__DOCUMENT TEXT__
[Bug]: The prediction module does not load the prediction table

vladimirsim commented 5 days ago

JASP Version

0.19.1

Commit ID

84d54b934fa27731bb9eec44a4aa5f7ab0744dfd

JASP Module

Machine Learning

What analysis are you seeing the problem on?

Machine Learning > Prediction

What OS are you seeing the problem on?

Windows 11

Bug Description

This bug report is probably related to Bug report #2978 which was also submitted by me 3 weeks ago and it is closed now. I am using JASP 0.19.2.0 which is a nightly build. I open a Training database (CSV file) and train a Random forest model. Then I save the trained model. Then I open a test database which is exactly the same format as the training dataset (I know for sure because they were part of the same worksheet which I split into a training and a test dataset). Then I load the trained model and I try to get predictions for the test dataset, but the Prediction table does not load. The error says that a predictor in the test data set is of different format from its format in the training dataset. But this is simply not true.

__AIM OF THE TASK__
Continue the JASP prediction bug report from its last sentence.

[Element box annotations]
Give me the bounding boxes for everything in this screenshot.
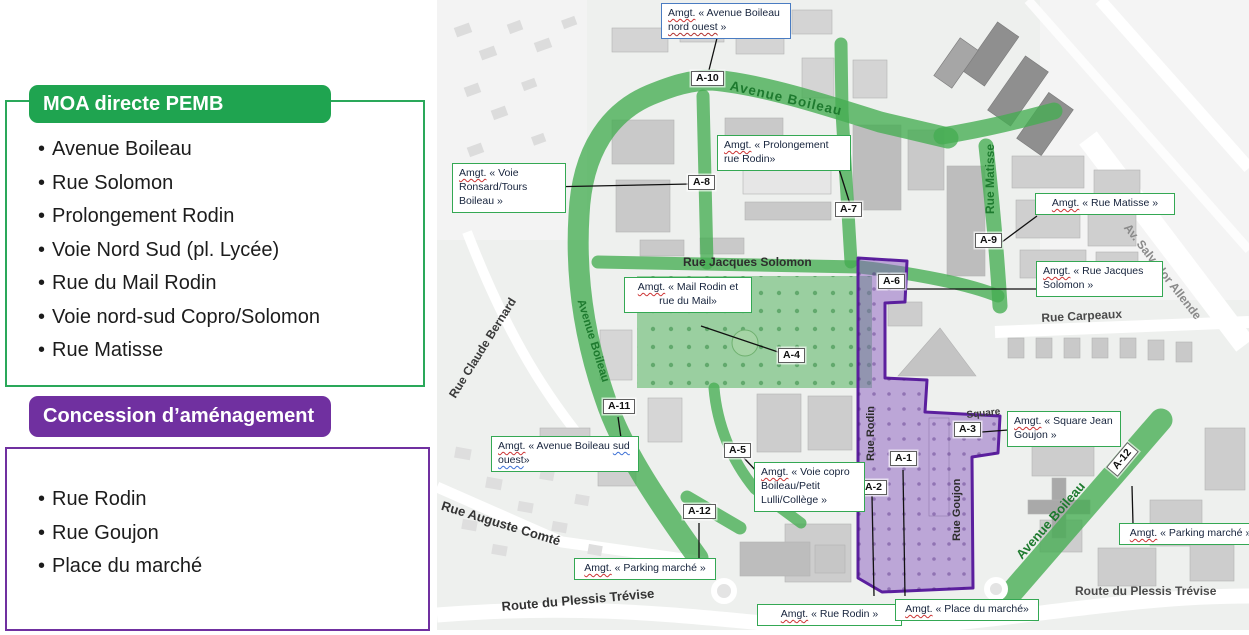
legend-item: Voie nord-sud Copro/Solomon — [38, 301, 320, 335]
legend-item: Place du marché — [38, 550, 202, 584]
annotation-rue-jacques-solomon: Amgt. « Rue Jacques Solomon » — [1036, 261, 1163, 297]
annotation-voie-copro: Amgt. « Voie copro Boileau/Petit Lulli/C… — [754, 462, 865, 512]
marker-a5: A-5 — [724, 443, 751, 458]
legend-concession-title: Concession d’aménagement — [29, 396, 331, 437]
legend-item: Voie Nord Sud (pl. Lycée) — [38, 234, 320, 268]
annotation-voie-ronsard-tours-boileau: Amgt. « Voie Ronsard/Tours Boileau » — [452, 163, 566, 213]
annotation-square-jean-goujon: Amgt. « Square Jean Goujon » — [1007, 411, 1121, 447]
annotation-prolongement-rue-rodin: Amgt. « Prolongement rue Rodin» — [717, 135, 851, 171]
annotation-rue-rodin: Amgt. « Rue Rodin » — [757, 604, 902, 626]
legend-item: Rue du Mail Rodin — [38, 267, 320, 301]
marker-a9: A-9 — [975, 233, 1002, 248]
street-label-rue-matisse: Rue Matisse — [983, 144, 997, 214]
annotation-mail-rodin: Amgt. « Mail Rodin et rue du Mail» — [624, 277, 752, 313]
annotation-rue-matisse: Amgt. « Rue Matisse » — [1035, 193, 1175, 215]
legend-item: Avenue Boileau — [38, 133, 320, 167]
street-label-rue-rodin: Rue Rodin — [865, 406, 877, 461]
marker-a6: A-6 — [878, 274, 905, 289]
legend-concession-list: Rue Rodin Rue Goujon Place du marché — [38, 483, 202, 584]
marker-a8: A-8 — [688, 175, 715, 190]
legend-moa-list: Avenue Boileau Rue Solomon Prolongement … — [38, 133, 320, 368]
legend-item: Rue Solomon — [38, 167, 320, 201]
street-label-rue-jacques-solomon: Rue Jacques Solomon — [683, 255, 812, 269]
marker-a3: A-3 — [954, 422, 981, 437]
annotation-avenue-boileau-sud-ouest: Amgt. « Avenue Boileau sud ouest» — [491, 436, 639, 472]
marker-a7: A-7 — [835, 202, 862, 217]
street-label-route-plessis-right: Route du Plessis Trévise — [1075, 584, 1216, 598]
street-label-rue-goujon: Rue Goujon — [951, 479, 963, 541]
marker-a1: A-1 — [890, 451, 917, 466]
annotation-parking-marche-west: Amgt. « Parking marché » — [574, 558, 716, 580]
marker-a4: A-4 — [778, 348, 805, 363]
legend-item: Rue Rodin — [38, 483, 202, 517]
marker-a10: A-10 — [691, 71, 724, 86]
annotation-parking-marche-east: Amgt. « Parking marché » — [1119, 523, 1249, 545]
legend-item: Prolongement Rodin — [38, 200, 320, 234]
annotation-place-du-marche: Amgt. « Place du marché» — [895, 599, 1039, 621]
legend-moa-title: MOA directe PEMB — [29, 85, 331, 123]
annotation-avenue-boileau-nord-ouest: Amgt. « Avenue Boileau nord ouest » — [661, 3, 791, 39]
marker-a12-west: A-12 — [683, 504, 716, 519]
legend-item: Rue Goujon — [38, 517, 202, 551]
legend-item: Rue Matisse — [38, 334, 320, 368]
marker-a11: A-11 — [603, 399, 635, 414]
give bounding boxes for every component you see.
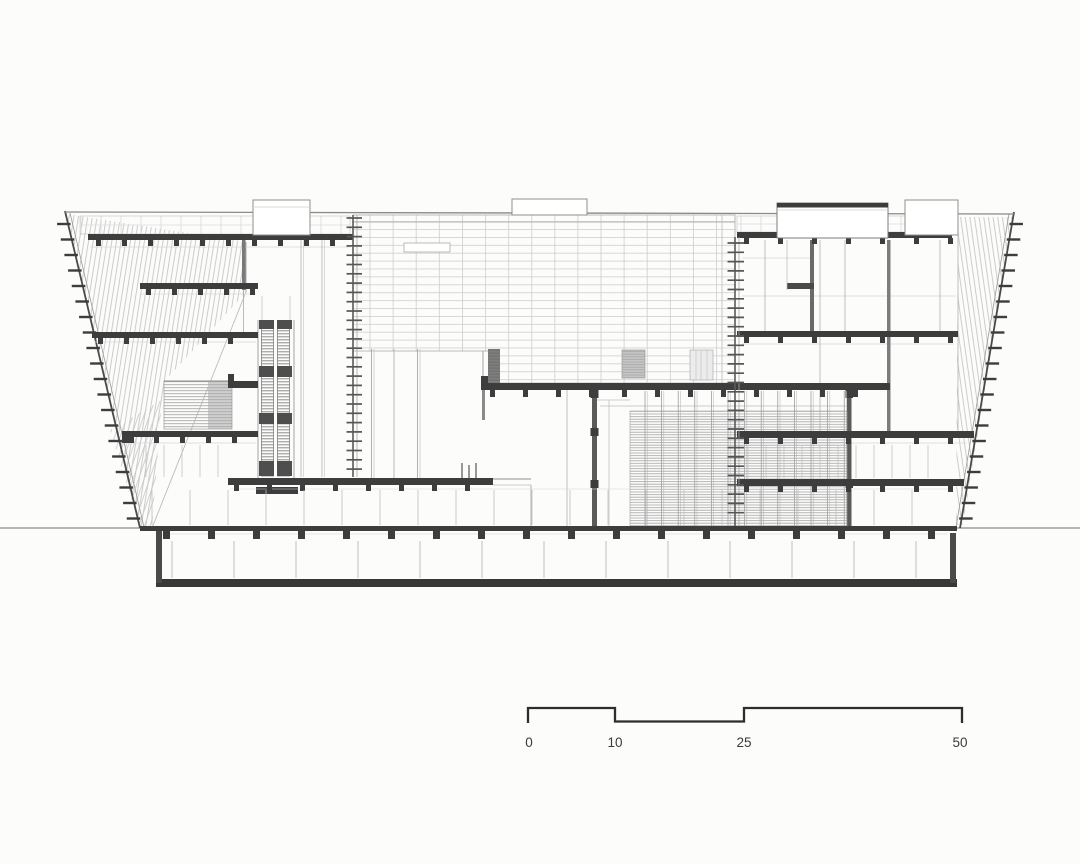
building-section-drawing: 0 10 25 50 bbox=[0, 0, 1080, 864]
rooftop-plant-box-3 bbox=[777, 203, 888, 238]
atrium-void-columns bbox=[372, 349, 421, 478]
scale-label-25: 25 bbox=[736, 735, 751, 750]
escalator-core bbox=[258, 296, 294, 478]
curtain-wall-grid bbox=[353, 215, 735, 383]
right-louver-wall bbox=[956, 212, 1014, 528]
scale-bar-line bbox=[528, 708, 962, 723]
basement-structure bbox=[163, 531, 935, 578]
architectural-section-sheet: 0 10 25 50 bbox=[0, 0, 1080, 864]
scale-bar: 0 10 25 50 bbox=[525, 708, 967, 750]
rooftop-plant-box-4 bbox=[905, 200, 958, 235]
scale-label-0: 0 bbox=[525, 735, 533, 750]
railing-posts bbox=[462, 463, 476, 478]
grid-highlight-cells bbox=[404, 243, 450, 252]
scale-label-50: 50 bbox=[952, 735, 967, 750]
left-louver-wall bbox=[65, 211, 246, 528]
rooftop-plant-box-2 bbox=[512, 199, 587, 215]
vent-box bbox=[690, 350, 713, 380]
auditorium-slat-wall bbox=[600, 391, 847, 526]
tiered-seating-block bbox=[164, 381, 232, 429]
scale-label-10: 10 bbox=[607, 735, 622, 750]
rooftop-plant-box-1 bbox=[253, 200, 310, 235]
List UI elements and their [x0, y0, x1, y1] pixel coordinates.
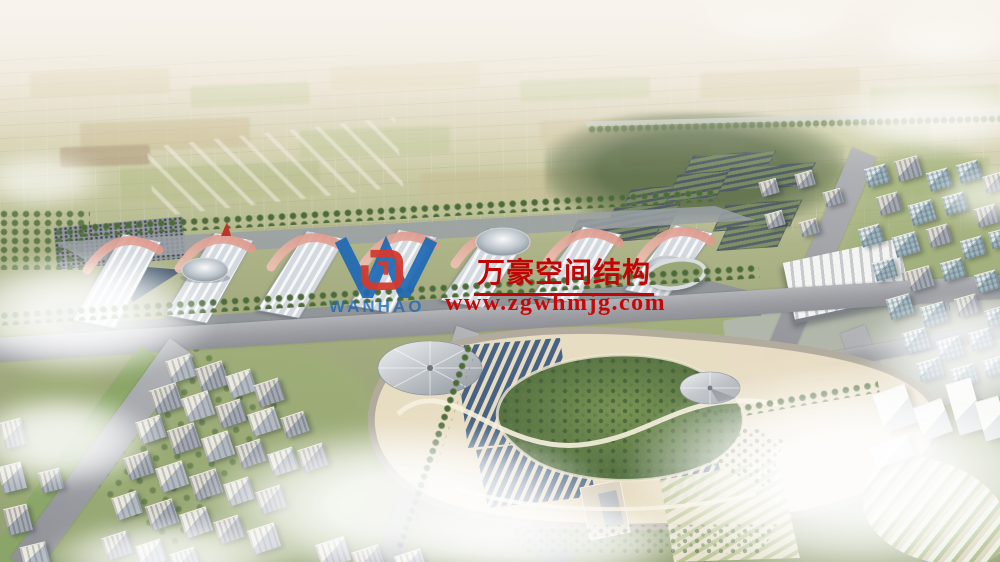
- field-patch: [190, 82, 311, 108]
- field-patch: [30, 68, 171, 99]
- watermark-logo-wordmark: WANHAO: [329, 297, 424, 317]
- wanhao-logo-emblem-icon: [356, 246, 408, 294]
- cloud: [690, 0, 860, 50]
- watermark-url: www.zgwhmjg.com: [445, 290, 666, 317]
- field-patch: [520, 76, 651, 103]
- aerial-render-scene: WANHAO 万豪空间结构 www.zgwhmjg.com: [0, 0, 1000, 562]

__EXPECTED OUTPUT__
Expected Behaviour

The Prediction table should load.

Steps to Reproduce

Open JASP and load the IndivLoansTrainingSample.csv file (cannot attach it because it is confidential)
Review the uploaded data file. JASP automatically assigns a type to each variable. It assigns Ordinal type to some variables, but it seems that Ordinal is not acceptable in the Random forest model, is it? I think this is a bug.
Optional: Change the type of some variables. For example, from Ordinal to Nominal or from Nominal to Scale. If JASP erroneously considers a Scale variable as Nominal, it will have a huge effect on the Random Forest model, will it not?
Open the Machine Learning module and train a Random forest model. (I am attaching the trained model)
Open another instance of JASP and load the IndivLoansTestSample.csv file (cannot attach it because it is confidential)
Review the uploaded data. Make sure that all variables in the Test dataset are exactly the same format as in the Training dataset. Change data types if needed.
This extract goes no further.